(Data records)
######

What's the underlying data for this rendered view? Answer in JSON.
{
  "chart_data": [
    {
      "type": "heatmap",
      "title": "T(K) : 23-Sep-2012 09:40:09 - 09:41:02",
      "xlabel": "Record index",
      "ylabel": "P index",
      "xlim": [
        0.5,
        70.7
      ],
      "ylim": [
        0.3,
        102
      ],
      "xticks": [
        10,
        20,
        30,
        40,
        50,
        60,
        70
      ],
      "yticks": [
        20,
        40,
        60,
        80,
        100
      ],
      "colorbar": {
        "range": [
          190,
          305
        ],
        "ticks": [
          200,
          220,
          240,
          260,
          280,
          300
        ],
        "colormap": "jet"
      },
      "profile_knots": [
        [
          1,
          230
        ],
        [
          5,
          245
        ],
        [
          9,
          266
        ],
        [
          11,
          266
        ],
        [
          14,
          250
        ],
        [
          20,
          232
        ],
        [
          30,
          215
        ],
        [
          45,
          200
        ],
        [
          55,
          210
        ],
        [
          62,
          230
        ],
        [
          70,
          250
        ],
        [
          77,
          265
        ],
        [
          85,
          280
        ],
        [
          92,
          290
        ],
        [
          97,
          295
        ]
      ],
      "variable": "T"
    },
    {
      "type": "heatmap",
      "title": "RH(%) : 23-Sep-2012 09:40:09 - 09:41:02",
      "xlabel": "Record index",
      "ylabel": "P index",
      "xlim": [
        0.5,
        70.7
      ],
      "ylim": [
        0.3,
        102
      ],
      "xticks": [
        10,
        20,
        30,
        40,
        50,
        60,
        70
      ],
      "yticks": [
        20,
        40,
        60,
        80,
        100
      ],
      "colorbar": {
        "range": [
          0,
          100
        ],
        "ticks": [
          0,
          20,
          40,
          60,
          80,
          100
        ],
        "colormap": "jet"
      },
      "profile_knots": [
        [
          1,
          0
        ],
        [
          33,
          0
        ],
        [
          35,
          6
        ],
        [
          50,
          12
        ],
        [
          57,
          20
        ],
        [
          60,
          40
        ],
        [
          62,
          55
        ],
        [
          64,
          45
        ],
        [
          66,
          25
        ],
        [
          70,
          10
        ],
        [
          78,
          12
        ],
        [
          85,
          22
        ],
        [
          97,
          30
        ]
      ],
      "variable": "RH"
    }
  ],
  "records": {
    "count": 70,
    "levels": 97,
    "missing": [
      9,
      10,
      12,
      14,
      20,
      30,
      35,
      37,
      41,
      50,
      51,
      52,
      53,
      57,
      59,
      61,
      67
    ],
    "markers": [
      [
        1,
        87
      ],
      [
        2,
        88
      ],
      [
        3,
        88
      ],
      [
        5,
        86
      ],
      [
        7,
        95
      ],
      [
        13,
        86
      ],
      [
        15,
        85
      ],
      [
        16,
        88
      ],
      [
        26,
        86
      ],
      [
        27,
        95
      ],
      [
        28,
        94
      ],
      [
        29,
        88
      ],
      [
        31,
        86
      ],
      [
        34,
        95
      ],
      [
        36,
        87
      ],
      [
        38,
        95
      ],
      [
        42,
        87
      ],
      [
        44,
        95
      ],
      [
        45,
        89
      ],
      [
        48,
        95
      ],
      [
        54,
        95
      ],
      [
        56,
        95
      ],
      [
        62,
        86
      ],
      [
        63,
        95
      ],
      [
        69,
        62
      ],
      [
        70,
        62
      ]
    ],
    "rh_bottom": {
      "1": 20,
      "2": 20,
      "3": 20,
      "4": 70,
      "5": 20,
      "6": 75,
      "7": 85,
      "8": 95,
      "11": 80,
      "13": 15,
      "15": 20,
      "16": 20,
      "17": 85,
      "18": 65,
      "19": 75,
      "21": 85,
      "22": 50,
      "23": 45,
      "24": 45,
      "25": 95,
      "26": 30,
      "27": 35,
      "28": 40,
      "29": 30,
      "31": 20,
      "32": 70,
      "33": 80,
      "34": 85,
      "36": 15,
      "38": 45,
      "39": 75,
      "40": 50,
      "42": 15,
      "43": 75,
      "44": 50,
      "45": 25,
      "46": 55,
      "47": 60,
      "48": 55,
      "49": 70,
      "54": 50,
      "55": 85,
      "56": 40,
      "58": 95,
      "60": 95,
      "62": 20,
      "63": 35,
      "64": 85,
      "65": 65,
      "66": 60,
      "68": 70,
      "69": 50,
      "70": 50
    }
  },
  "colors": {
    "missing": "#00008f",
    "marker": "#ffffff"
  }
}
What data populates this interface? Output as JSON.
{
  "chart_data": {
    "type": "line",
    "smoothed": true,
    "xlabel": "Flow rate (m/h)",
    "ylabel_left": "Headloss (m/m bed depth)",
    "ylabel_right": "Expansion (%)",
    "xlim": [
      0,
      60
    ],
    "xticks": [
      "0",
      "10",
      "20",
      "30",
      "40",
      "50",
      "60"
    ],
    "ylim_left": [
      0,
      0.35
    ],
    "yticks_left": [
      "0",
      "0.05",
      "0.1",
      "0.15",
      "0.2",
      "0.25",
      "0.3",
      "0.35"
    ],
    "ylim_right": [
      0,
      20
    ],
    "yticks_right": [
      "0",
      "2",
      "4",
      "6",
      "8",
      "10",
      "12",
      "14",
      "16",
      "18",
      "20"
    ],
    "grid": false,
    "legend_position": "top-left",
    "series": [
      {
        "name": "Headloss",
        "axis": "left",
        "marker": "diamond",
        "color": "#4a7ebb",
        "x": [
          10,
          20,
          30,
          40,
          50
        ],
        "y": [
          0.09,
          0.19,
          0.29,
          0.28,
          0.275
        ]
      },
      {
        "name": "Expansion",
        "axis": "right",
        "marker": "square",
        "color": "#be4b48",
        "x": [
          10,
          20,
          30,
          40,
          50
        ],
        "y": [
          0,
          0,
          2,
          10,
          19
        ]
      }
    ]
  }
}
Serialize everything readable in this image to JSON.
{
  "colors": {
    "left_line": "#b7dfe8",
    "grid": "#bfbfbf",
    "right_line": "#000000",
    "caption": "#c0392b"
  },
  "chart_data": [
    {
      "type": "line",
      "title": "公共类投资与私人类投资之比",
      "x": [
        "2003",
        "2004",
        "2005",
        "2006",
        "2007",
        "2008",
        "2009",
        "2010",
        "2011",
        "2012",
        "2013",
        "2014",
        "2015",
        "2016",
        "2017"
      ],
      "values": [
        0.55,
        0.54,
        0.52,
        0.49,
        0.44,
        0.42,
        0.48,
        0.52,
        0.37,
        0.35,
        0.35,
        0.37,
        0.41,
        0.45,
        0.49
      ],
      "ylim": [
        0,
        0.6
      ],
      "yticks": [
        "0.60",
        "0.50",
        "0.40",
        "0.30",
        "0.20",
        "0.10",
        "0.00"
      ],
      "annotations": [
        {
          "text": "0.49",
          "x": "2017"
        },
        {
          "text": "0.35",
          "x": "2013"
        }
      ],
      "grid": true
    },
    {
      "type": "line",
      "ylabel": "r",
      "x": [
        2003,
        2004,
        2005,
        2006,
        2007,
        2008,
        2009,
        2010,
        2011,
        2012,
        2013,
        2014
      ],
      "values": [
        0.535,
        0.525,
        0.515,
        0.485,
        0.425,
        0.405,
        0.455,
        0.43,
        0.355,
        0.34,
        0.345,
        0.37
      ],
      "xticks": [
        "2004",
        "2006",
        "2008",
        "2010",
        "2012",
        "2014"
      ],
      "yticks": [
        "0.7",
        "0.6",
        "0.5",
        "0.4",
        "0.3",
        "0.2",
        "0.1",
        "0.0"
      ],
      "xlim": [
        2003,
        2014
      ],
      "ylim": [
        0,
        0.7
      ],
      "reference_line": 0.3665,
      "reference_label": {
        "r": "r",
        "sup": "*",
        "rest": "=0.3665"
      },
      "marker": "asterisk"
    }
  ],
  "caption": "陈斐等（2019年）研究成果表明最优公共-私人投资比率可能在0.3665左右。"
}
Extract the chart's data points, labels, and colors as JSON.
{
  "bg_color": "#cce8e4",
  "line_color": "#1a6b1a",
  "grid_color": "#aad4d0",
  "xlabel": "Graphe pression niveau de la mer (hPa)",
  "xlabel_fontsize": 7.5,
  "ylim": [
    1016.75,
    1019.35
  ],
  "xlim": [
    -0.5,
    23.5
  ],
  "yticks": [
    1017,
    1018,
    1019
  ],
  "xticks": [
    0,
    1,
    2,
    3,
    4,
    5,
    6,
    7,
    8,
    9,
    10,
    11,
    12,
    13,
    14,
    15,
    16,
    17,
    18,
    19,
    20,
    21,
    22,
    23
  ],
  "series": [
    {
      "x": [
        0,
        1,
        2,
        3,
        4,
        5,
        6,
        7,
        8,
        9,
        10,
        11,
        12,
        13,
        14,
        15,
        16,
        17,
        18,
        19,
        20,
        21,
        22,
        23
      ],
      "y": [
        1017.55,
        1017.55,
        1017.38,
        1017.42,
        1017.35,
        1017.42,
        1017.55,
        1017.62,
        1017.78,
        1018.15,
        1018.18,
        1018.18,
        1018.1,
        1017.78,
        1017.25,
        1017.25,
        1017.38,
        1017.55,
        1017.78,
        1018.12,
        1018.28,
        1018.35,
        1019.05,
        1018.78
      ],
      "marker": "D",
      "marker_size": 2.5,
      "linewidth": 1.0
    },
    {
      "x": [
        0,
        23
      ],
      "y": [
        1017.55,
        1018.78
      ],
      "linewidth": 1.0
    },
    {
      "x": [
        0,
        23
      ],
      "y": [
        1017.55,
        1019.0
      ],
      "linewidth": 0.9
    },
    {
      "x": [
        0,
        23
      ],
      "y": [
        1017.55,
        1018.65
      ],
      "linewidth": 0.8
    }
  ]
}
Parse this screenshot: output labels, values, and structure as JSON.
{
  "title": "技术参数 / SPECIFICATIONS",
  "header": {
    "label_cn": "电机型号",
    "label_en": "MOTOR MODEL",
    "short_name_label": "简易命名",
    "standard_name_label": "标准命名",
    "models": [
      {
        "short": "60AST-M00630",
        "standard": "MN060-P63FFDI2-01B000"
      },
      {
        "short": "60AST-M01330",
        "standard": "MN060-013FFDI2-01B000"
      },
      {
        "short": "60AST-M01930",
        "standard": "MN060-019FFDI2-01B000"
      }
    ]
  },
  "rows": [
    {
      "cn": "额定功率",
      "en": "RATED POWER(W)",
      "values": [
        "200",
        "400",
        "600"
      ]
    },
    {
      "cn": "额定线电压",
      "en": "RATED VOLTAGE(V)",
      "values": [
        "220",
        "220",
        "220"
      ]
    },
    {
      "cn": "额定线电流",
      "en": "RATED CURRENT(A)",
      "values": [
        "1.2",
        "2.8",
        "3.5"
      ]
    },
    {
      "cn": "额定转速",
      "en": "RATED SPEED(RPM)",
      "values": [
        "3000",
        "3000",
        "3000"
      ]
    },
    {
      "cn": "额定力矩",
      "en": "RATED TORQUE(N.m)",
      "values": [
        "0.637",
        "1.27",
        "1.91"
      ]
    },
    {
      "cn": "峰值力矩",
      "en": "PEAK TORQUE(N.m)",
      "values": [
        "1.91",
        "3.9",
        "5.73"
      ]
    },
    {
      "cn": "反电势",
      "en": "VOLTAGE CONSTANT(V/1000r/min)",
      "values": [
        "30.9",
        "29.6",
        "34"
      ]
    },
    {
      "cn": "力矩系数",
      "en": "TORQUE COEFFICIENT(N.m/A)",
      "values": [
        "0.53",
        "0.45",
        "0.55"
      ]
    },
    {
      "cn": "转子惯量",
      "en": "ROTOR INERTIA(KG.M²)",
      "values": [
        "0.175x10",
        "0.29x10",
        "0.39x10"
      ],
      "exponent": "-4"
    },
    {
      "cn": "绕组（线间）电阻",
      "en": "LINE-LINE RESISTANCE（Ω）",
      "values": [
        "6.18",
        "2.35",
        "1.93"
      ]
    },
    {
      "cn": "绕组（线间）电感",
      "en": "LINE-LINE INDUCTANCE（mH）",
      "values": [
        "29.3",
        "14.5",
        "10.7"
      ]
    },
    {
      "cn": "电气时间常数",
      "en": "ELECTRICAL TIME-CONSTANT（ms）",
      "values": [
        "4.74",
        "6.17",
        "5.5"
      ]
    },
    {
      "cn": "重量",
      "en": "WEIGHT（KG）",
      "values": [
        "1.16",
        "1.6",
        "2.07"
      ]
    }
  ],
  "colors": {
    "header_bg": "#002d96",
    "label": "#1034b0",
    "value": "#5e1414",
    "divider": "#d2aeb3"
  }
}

######

From the records above, pick out and copy each line holding the word "caption".

    "caption": "#c0392b"
  "caption": "陈斐等（2019年）研究成果表明最优公共-私人投资比率可能在0.3665左右。"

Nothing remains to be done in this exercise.